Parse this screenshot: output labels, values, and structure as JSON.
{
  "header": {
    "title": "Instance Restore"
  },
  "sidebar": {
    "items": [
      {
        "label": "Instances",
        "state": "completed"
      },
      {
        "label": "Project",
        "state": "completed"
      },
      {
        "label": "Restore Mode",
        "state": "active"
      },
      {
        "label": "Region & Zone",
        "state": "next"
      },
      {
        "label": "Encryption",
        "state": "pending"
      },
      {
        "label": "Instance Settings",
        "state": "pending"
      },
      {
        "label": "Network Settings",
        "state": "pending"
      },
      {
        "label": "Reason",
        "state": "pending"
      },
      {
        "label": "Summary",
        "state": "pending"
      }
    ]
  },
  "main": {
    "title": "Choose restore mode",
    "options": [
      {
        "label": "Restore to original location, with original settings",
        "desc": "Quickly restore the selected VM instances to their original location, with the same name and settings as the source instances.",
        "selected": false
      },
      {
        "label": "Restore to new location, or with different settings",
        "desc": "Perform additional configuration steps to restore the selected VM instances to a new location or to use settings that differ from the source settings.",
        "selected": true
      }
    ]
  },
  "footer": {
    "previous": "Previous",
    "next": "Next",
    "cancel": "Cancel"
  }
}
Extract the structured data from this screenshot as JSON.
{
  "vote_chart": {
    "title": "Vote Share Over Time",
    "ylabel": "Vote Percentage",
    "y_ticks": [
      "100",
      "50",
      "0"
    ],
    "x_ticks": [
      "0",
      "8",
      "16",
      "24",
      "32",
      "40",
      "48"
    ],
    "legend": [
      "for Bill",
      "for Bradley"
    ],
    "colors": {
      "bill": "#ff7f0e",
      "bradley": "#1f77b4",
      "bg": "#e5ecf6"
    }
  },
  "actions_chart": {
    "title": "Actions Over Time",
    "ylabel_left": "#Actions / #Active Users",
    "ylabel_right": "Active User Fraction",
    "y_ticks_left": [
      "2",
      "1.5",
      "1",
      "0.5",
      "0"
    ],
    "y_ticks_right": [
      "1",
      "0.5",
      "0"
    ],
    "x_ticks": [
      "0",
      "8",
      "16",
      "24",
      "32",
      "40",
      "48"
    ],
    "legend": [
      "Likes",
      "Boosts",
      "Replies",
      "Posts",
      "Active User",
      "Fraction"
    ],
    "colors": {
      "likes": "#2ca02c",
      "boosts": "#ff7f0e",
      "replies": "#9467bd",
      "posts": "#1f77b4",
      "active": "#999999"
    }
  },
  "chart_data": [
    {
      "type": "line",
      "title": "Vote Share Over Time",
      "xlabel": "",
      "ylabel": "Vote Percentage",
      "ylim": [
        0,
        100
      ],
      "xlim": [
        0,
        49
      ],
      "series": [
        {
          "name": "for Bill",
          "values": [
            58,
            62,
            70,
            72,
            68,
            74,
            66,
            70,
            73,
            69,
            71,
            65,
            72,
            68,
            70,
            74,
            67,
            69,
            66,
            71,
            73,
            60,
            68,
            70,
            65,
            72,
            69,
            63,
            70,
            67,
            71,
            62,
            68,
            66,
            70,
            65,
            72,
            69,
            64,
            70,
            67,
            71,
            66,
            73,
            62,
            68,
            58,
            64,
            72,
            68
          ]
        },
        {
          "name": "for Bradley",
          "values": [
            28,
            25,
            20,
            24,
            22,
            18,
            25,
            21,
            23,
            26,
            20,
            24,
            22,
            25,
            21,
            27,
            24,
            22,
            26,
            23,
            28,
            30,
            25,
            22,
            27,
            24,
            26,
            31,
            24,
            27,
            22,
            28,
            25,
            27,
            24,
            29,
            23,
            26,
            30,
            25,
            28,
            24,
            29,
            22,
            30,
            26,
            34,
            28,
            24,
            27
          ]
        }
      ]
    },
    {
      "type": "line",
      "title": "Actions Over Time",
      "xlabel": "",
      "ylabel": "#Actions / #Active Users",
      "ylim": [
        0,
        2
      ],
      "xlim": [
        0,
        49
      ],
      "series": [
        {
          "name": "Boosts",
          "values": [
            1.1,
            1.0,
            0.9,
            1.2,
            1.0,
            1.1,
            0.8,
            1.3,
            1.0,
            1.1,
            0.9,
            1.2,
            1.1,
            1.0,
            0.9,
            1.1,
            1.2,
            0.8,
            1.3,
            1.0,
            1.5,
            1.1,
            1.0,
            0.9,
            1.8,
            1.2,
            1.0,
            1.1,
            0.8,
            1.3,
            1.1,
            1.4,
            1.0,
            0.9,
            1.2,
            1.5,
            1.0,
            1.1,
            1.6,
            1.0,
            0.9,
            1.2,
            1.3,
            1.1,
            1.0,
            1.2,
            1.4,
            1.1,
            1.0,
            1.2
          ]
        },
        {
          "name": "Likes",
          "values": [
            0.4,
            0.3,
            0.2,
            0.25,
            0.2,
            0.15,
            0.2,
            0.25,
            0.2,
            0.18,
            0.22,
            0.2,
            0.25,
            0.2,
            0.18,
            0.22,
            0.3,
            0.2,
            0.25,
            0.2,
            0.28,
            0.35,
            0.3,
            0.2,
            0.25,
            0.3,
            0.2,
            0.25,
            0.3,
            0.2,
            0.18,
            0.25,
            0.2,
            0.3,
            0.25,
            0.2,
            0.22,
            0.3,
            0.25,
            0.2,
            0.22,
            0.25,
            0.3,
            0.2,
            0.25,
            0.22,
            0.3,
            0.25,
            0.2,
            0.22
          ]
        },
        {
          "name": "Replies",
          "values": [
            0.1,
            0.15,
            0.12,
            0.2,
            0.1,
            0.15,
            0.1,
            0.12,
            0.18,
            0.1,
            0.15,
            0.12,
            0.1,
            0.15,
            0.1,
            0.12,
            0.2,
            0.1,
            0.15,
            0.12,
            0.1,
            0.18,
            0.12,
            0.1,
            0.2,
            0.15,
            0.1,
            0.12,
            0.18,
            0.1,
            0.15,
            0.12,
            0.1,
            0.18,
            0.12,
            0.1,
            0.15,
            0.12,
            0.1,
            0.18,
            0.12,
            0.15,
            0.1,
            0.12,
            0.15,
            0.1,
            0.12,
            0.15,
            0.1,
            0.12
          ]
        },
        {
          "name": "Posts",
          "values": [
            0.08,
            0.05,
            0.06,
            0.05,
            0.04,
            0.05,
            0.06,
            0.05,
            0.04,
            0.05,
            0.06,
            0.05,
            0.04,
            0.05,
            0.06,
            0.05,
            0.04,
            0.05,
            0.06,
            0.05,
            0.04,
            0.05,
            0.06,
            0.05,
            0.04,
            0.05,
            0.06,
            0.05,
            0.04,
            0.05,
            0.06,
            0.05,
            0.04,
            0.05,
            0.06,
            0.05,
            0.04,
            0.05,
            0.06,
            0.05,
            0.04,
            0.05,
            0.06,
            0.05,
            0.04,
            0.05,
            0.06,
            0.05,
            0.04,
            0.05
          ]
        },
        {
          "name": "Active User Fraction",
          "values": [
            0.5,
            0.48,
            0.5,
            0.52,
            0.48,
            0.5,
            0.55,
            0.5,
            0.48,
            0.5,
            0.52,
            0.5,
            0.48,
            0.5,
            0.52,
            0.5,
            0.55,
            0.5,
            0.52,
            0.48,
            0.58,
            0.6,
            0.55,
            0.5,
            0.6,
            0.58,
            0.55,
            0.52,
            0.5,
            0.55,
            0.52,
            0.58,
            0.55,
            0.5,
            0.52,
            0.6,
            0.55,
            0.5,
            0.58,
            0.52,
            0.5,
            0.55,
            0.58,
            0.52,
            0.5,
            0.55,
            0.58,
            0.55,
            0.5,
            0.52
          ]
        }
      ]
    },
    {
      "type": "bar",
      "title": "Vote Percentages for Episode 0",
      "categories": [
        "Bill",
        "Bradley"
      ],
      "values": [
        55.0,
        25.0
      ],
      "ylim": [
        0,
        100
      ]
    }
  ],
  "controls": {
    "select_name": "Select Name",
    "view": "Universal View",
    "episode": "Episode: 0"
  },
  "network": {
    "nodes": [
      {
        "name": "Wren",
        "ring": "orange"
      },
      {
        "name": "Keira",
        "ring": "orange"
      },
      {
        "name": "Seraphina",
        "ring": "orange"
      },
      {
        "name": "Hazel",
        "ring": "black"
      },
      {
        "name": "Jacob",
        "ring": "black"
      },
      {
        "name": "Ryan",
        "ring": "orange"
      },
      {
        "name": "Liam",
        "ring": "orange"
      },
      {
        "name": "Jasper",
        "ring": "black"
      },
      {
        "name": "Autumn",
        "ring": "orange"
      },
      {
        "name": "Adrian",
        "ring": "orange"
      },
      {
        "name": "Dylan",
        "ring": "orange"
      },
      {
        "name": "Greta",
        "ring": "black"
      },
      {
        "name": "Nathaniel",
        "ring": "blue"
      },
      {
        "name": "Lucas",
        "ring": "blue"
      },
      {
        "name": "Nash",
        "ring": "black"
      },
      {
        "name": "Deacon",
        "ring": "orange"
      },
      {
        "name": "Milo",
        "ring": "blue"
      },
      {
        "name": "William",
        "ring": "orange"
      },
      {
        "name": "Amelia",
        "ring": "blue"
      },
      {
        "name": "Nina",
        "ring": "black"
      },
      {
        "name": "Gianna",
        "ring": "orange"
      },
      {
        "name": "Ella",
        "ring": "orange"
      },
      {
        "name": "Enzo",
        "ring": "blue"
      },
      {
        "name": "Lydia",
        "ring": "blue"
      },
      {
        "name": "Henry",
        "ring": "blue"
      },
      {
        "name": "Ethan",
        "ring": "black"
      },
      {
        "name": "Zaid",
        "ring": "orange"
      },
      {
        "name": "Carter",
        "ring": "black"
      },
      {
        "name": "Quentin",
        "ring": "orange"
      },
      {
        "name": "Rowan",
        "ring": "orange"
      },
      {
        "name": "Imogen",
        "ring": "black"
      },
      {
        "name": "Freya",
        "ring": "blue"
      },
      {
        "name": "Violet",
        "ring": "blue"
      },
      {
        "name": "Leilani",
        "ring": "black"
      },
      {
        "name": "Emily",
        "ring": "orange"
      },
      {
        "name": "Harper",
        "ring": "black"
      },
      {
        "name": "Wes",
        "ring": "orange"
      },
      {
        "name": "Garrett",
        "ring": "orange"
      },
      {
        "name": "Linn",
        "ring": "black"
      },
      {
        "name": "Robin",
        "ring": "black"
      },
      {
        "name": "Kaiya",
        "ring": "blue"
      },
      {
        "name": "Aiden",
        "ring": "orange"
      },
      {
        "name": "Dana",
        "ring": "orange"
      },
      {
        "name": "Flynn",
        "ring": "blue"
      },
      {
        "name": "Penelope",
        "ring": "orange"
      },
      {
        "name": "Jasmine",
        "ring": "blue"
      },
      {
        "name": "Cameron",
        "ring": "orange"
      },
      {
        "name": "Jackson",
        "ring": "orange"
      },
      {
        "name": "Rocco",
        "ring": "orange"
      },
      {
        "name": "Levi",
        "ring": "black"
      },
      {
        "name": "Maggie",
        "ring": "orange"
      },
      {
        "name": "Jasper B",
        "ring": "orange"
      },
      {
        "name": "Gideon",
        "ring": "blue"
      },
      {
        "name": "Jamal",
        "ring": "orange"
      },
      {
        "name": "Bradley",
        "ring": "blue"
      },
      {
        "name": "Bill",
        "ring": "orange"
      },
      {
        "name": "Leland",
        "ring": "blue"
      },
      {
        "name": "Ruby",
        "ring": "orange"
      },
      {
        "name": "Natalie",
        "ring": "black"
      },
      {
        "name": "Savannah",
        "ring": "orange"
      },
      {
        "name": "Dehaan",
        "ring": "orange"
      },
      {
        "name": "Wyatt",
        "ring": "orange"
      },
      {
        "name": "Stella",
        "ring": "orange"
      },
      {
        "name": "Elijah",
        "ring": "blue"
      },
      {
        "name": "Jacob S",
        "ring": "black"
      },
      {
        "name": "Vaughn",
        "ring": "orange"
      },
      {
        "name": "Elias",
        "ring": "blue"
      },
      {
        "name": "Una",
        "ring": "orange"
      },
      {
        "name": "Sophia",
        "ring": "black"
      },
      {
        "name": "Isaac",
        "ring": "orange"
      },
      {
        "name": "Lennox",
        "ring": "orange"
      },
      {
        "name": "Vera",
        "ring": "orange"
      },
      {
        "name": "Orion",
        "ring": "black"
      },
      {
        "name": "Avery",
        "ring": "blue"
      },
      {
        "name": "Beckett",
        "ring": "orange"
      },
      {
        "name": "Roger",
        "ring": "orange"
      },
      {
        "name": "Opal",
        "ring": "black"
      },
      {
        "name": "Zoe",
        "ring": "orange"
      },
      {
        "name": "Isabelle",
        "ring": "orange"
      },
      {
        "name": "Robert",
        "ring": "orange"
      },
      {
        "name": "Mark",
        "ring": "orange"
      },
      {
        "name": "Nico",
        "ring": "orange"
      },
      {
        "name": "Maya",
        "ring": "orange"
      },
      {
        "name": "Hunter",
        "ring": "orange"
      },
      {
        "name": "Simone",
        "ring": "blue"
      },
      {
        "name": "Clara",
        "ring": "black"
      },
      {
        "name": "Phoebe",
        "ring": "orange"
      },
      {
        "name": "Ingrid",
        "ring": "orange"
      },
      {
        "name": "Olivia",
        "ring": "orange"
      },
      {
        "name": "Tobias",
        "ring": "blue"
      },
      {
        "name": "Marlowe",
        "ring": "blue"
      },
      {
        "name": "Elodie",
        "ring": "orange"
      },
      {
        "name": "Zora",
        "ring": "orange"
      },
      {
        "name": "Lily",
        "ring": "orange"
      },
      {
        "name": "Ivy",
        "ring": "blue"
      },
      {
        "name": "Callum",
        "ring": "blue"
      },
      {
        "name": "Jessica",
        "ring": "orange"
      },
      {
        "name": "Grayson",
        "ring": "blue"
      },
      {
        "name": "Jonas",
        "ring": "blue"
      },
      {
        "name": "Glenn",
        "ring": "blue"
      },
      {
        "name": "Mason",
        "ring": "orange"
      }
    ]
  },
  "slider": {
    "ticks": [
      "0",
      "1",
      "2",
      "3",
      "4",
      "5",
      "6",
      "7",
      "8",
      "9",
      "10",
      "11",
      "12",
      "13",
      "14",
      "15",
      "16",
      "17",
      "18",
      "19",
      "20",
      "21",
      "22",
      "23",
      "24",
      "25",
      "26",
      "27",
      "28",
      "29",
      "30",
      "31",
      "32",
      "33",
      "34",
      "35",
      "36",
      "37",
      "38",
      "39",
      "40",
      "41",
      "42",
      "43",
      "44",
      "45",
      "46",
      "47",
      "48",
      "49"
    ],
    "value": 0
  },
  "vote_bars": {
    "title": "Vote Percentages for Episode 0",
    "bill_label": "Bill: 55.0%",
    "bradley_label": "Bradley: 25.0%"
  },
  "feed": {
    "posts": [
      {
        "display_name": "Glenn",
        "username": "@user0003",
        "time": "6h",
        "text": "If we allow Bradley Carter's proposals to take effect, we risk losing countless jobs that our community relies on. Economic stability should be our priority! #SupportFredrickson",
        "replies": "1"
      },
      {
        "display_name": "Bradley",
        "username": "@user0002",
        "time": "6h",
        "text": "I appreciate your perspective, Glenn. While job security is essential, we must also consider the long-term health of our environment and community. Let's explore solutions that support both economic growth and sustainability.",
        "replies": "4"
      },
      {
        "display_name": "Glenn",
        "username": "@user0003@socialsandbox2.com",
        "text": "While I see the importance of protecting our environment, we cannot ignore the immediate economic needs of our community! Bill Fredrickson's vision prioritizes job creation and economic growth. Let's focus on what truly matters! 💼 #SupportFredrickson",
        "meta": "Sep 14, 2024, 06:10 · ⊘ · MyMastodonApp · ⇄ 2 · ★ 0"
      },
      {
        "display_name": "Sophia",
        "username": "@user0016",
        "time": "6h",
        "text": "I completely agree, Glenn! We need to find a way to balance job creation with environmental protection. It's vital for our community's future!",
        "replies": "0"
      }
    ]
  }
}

--------

▶ **INSTRUCTIONS FOR THE TASK**
Look for the word "Users" and return every line where it occurs.

▶ **RESPONSE TO THE TASK**
    "ylabel_left": "#Actions / #Active Users",
      "ylabel": "#Actions / #Active Users",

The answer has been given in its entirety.